▶ _PROBLEM STATEMENT_: Copy every line of the data that contains the string "závitu".

** Begin MATERIAL FOR THE TASK **

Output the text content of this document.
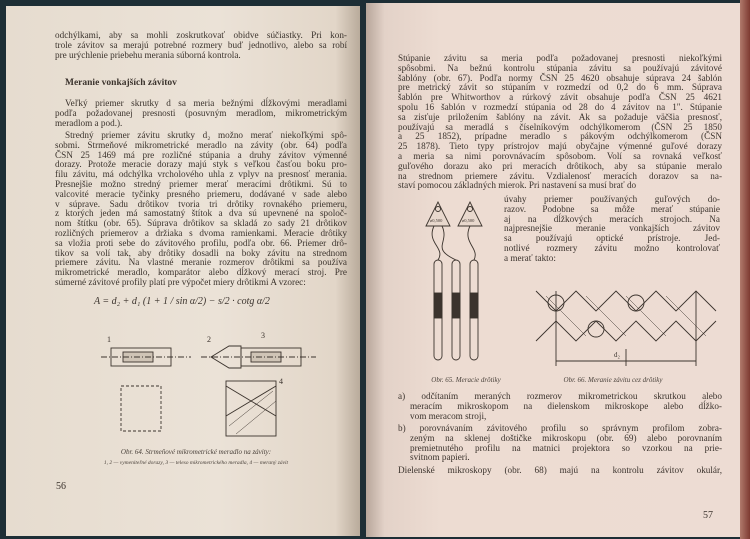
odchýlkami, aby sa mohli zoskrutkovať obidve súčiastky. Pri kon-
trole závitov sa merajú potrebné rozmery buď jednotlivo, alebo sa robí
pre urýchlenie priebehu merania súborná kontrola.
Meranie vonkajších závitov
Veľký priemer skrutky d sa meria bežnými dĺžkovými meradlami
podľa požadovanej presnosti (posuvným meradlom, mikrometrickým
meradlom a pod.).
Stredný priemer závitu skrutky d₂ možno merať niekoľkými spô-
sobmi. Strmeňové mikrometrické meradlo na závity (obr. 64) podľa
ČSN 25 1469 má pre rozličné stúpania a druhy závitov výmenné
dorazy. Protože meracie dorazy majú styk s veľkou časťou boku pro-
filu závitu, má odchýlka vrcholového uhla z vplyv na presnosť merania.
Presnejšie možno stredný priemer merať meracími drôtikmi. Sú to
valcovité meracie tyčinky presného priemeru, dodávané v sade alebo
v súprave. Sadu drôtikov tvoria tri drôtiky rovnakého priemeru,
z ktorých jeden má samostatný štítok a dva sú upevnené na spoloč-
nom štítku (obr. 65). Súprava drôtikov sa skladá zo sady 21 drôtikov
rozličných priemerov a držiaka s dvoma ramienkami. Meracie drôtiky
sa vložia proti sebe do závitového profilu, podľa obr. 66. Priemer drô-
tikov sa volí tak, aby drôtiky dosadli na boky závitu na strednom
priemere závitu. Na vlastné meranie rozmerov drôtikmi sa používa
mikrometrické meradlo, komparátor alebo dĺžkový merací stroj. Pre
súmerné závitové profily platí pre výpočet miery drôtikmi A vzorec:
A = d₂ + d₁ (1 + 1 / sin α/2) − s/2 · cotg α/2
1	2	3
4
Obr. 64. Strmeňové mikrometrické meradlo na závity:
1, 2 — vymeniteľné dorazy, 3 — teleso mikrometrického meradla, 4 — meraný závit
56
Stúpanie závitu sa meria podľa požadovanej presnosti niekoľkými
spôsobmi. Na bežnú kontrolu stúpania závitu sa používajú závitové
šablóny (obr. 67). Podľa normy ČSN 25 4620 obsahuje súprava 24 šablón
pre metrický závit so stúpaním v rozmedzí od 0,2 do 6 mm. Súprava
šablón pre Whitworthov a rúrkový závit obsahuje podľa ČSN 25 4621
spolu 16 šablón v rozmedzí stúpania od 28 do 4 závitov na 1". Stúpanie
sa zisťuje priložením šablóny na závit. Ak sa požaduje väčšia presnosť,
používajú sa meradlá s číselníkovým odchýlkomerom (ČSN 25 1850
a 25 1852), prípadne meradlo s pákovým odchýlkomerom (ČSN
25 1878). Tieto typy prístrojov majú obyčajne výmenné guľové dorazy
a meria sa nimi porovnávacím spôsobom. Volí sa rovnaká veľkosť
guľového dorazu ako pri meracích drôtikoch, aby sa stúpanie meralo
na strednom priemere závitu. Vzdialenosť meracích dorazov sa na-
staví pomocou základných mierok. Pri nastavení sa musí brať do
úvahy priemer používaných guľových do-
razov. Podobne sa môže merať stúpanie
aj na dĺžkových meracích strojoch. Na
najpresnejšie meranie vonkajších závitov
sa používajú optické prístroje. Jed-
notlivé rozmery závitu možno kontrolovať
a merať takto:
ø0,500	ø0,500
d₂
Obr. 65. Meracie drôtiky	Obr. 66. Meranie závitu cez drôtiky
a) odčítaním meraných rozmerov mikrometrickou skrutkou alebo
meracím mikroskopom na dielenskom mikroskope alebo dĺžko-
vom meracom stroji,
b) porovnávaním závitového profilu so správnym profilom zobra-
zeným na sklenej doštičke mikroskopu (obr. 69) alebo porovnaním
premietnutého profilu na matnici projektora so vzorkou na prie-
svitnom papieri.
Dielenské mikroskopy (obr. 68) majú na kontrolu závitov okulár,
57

** End MATERIAL FOR THE TASK **
** Begin MATERIAL FOR THE TASK **

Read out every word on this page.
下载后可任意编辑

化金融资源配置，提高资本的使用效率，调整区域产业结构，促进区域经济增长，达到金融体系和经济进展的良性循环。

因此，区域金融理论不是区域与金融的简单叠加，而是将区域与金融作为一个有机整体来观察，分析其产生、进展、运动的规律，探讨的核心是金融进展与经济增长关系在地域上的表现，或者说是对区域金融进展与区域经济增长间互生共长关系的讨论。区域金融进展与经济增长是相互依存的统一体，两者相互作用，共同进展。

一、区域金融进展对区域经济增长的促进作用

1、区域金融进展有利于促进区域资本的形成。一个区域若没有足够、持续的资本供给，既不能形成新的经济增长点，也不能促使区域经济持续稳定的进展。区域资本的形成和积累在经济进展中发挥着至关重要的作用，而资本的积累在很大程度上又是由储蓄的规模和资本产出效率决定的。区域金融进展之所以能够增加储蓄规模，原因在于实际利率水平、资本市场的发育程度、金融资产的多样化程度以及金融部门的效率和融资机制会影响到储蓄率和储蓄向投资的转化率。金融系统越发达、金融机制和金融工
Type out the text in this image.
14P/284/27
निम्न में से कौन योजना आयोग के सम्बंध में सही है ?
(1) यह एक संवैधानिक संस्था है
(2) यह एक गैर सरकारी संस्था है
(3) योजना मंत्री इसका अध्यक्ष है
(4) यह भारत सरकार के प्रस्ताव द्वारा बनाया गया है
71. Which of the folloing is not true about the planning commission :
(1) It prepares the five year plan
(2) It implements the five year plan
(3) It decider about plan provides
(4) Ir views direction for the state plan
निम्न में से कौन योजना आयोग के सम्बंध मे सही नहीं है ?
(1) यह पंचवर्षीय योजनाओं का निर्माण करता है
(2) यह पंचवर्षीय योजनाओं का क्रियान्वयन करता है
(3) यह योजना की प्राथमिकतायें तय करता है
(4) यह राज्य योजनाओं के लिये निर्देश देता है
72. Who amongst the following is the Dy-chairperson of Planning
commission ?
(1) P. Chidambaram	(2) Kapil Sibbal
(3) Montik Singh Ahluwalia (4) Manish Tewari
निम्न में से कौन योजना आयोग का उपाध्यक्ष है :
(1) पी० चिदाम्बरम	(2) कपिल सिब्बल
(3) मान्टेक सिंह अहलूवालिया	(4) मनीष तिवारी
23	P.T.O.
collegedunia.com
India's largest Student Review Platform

** End MATERIAL FOR THE TASK **

▶ _SOLUTION_:
Stredný priemer závitu skrutky d₂ možno merať niekoľkými spô-
filu závitu, má odchýlka vrcholového uhla z vplyv na presnosť merania.
tikov sa volí tak, aby drôtiky dosadli na boky závitu na strednom
priemere závitu. Na vlastné meranie rozmerov drôtikmi sa používa
Stúpanie závitu sa meria podľa požadovanej presnosti niekoľkými
spôsobmi. Na bežnú kontrolu stúpania závitu sa používajú závitové
na strednom priemere závitu. Vzdialenosť meracích dorazov sa na-
notlivé rozmery závitu možno kontrolovať
Obr. 65. Meracie drôtiky	Obr. 66. Meranie závitu cez drôtiky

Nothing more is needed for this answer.